**WRITTEN TASK**
Review the lines that follow and copy each one that contains the word "hommes".

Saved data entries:
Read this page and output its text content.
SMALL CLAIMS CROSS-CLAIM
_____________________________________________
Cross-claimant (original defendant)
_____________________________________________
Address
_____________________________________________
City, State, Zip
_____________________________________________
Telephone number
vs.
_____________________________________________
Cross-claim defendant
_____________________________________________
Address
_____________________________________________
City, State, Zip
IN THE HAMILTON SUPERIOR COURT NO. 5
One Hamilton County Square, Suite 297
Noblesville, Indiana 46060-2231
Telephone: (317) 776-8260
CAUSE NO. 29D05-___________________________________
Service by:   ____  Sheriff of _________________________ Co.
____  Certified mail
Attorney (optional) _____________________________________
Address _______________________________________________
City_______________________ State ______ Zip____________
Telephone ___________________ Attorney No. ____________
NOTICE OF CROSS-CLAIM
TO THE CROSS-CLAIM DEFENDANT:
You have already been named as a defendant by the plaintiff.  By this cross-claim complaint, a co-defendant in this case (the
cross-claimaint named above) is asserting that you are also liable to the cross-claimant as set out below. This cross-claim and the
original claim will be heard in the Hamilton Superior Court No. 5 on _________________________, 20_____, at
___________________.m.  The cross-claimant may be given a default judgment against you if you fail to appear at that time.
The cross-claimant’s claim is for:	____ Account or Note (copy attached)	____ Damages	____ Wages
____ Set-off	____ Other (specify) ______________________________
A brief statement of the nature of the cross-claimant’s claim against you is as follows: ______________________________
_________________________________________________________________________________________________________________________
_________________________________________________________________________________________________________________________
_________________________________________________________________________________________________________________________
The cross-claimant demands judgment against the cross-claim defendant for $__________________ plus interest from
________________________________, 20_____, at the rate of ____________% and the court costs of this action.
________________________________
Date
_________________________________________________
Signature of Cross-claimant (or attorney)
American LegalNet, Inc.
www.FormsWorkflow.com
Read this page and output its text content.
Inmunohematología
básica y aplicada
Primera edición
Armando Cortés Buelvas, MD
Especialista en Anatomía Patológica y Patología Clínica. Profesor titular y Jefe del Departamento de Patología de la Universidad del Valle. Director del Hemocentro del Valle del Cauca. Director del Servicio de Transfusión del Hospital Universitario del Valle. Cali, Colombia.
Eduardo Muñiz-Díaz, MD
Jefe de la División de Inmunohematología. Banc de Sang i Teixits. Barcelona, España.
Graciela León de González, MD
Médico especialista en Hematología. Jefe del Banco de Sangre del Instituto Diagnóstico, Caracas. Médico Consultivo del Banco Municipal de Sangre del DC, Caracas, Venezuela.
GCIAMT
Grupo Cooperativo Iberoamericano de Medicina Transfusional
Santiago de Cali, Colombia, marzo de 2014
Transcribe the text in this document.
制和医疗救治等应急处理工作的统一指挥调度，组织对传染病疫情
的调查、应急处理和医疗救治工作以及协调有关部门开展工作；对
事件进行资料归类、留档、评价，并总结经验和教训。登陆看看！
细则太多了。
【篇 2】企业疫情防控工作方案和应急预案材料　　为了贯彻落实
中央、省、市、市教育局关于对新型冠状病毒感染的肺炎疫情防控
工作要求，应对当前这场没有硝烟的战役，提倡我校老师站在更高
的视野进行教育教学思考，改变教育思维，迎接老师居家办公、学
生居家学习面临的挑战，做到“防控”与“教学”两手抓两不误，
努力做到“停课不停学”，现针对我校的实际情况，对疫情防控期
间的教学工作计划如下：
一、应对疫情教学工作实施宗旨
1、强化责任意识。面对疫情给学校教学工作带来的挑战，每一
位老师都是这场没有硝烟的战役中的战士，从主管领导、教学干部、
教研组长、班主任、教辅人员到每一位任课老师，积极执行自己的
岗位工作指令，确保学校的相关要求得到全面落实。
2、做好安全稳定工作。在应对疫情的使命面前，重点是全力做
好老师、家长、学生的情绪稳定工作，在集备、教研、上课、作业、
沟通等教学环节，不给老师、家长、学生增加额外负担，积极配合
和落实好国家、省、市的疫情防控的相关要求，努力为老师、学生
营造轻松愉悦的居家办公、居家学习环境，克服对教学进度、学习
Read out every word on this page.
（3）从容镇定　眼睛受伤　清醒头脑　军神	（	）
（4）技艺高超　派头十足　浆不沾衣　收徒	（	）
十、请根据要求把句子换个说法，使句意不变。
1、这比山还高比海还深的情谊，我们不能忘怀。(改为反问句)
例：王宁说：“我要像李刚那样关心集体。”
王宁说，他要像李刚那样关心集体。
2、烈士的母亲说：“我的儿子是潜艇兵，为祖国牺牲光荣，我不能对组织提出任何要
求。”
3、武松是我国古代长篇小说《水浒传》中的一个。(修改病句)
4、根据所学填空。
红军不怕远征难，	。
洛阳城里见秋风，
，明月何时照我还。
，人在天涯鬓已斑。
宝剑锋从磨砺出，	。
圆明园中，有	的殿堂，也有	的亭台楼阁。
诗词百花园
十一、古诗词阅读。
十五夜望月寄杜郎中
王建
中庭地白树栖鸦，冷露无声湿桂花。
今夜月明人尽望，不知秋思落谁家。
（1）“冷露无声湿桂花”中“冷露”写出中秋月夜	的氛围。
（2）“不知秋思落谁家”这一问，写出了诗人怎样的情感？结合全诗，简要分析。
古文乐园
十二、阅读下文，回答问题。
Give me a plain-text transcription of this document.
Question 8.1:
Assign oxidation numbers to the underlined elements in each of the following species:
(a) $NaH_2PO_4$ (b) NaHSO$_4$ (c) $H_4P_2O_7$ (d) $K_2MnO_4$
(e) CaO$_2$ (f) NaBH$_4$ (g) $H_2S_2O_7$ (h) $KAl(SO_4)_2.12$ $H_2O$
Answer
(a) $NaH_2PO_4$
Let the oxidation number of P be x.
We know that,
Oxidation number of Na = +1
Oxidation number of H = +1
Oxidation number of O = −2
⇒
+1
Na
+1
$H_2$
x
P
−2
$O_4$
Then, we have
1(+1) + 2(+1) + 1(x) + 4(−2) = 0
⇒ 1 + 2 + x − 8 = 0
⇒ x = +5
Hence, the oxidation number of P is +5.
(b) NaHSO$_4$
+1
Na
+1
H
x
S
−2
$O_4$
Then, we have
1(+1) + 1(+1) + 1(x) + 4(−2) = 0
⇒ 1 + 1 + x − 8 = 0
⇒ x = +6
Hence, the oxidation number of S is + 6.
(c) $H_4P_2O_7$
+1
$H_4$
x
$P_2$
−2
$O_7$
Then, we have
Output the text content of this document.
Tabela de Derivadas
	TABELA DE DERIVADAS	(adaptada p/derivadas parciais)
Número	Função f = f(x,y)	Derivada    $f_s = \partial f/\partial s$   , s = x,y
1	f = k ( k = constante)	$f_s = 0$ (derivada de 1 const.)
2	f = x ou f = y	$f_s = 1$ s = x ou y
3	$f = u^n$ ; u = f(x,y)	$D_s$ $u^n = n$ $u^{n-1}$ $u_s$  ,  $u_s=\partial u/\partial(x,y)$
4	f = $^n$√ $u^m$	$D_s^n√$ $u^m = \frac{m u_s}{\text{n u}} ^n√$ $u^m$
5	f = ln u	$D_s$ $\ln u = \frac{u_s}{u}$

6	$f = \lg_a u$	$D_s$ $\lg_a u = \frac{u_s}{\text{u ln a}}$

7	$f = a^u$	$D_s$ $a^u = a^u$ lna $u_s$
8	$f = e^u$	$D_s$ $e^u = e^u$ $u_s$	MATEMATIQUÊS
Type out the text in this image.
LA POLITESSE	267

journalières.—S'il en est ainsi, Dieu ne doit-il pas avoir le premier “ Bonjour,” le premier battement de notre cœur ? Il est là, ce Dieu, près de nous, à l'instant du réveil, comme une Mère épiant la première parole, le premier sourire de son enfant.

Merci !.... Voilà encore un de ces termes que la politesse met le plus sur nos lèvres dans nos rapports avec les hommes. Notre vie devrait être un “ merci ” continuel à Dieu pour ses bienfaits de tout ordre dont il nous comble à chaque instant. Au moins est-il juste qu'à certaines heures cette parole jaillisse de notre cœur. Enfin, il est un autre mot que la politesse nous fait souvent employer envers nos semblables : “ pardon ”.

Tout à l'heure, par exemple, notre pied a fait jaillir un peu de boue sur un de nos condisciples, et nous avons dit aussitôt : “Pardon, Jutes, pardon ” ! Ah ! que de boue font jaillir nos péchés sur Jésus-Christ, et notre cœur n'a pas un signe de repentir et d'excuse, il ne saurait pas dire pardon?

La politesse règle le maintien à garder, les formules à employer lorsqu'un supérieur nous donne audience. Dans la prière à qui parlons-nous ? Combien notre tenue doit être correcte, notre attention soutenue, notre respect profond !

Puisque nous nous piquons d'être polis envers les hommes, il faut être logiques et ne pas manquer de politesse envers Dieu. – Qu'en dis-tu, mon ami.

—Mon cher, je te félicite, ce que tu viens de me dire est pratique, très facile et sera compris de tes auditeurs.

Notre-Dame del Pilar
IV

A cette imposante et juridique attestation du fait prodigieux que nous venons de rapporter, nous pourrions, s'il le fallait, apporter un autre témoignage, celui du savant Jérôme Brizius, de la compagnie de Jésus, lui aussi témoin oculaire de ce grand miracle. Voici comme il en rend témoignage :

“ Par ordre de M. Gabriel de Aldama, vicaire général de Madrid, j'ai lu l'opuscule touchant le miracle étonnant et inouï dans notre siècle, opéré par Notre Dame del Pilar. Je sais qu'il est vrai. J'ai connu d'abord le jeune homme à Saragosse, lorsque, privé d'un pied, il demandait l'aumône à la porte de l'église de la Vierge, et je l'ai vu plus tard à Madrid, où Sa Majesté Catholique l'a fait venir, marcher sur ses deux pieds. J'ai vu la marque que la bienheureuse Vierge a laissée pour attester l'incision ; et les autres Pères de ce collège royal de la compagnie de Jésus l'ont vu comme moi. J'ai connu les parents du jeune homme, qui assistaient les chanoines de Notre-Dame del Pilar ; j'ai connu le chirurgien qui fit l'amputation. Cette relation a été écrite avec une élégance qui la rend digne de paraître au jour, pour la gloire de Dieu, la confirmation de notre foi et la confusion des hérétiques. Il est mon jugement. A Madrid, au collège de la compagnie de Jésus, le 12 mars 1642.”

**CORRECT ANSWER**
Merci !.... Voilà encore un de ces termes que la politesse met le plus sur nos lèvres dans nos rapports avec les hommes. Notre vie devrait être un “ merci ” continuel à Dieu pour ses bienfaits de tout ordre dont il nous comble à chaque instant. Au moins est-il juste qu'à certaines heures cette parole jaillisse de notre cœur. Enfin, il est un autre mot que la politesse nous fait souvent employer envers nos semblables : “ pardon ”.
Puisque nous nous piquons d'être polis envers les hommes, il faut être logiques et ne pas manquer de politesse envers Dieu. – Qu'en dis-tu, mon ami.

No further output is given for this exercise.